* _WORK INSTRUCTIONS_
Take every line from the material that has the word "Joliet" in it.

* _INPUT_

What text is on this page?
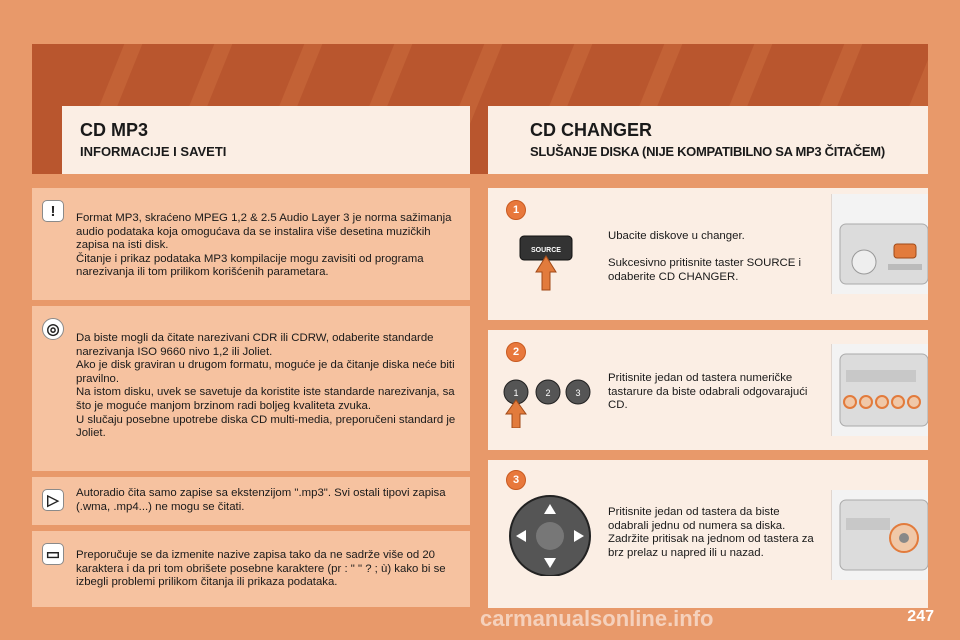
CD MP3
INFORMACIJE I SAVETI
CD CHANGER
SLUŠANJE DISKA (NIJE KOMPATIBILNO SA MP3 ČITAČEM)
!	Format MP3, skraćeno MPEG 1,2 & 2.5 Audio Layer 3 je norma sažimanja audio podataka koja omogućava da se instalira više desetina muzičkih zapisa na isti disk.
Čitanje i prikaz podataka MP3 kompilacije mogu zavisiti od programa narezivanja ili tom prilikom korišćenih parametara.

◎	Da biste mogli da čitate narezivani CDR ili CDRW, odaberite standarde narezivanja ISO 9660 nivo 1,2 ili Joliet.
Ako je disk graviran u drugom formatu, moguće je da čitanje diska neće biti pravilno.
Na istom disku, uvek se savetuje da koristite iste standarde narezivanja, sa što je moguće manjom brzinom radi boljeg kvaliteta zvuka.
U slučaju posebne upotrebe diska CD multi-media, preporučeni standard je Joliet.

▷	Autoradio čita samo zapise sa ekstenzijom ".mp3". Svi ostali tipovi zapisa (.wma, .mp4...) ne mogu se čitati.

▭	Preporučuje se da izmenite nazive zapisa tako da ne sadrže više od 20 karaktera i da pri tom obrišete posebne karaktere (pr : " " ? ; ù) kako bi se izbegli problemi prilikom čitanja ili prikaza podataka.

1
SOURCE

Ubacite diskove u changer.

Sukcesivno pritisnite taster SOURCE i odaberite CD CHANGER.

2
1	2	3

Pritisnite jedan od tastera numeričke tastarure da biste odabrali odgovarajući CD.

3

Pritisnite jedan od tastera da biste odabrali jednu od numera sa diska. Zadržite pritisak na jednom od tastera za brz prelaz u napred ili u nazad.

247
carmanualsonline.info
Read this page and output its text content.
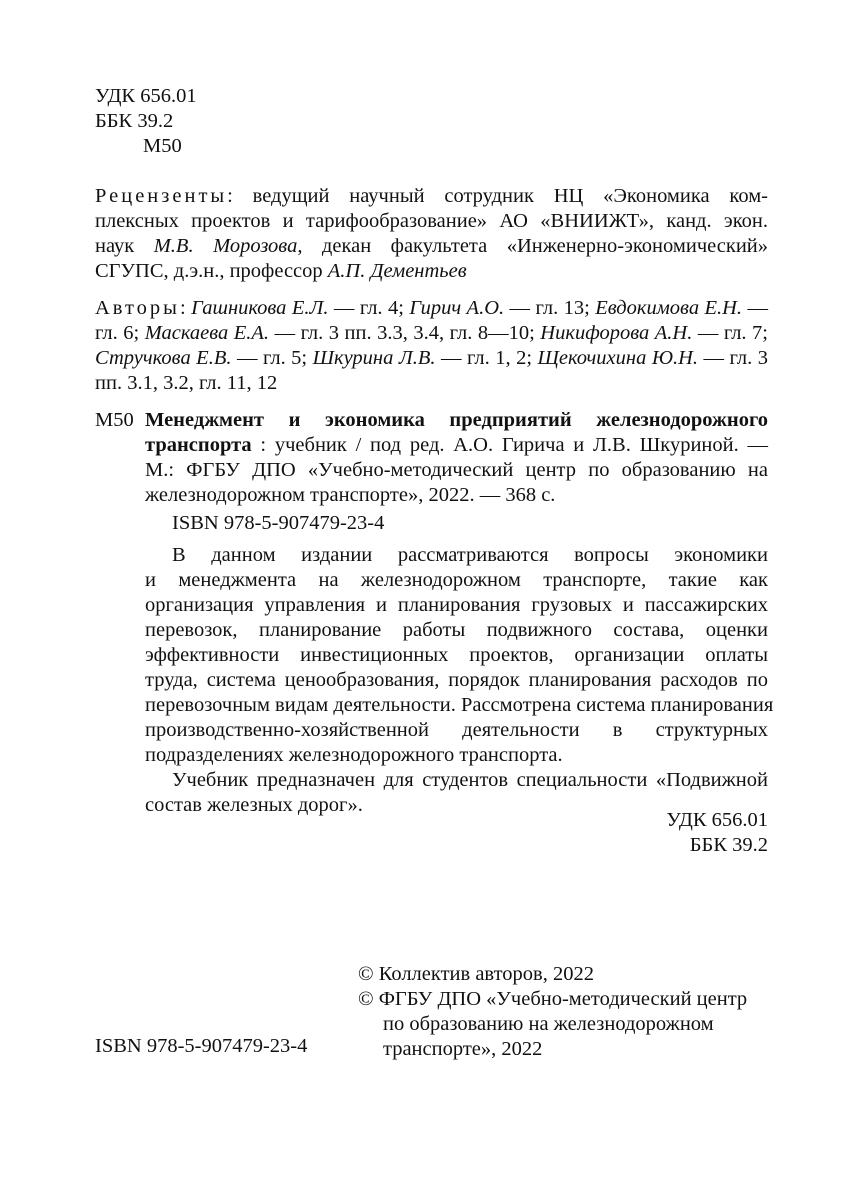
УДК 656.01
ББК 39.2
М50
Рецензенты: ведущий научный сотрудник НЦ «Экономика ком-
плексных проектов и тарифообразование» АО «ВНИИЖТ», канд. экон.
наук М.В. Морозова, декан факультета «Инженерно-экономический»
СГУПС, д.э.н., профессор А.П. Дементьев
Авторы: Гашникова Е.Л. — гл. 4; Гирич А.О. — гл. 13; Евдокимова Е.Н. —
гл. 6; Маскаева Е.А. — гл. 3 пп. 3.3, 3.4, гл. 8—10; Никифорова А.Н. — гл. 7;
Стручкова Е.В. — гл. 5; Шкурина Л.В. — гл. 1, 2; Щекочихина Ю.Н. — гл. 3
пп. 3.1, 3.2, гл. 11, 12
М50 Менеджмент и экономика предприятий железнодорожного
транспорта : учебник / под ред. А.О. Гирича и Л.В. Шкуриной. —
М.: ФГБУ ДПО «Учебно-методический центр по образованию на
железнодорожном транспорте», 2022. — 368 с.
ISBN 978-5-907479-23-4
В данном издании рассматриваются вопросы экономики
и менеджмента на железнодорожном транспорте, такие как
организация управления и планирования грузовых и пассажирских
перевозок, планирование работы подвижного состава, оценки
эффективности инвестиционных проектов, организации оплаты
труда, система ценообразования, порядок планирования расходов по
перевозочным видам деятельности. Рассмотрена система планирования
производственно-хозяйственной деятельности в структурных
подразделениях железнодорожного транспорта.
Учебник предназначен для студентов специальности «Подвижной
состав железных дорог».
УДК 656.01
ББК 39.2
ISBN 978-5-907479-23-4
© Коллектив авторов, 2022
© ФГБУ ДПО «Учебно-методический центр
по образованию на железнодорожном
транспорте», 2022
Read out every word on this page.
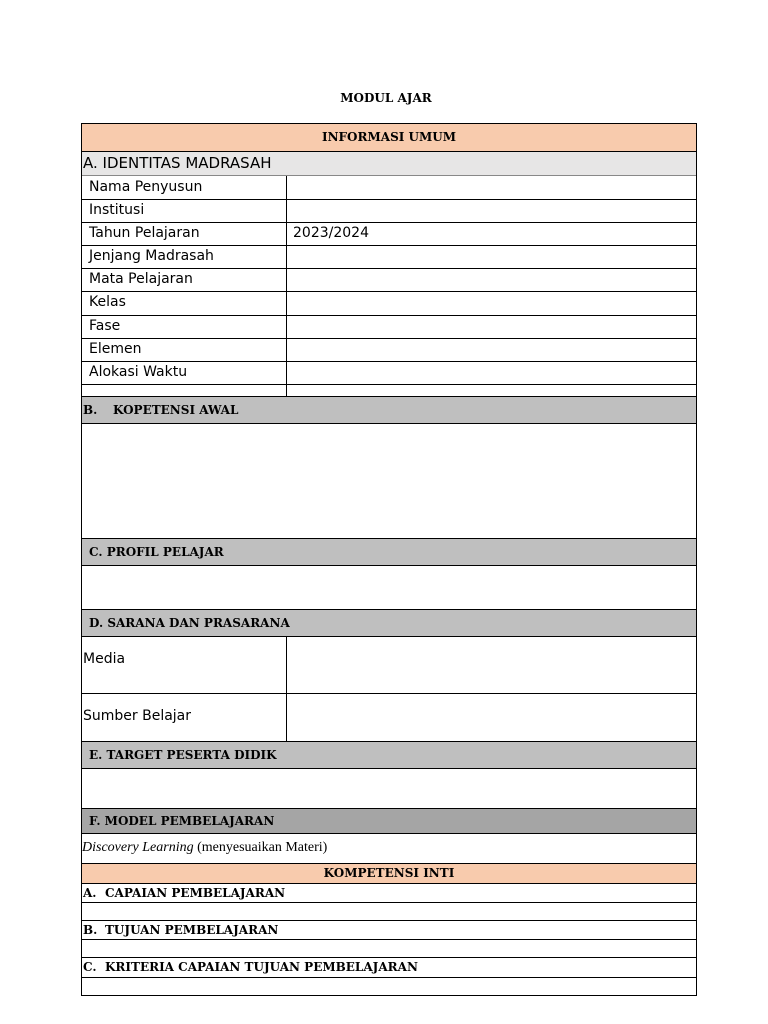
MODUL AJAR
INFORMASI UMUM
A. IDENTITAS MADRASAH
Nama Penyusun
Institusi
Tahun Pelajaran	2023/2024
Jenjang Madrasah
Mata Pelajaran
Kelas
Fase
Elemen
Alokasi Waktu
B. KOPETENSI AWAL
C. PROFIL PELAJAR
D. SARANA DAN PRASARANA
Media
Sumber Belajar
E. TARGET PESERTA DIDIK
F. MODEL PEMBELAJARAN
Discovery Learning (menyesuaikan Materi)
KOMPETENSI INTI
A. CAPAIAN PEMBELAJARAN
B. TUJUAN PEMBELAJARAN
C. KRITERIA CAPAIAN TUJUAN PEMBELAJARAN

* _ANSWER FOR THIS EXERCISE_
◎	Da biste mogli da čitate narezivani CDR ili CDRW, odaberite standarde narezivanja ISO 9660 nivo 1,2 ili Joliet.
U slučaju posebne upotrebe diska CD multi-media, preporučeni standard je Joliet.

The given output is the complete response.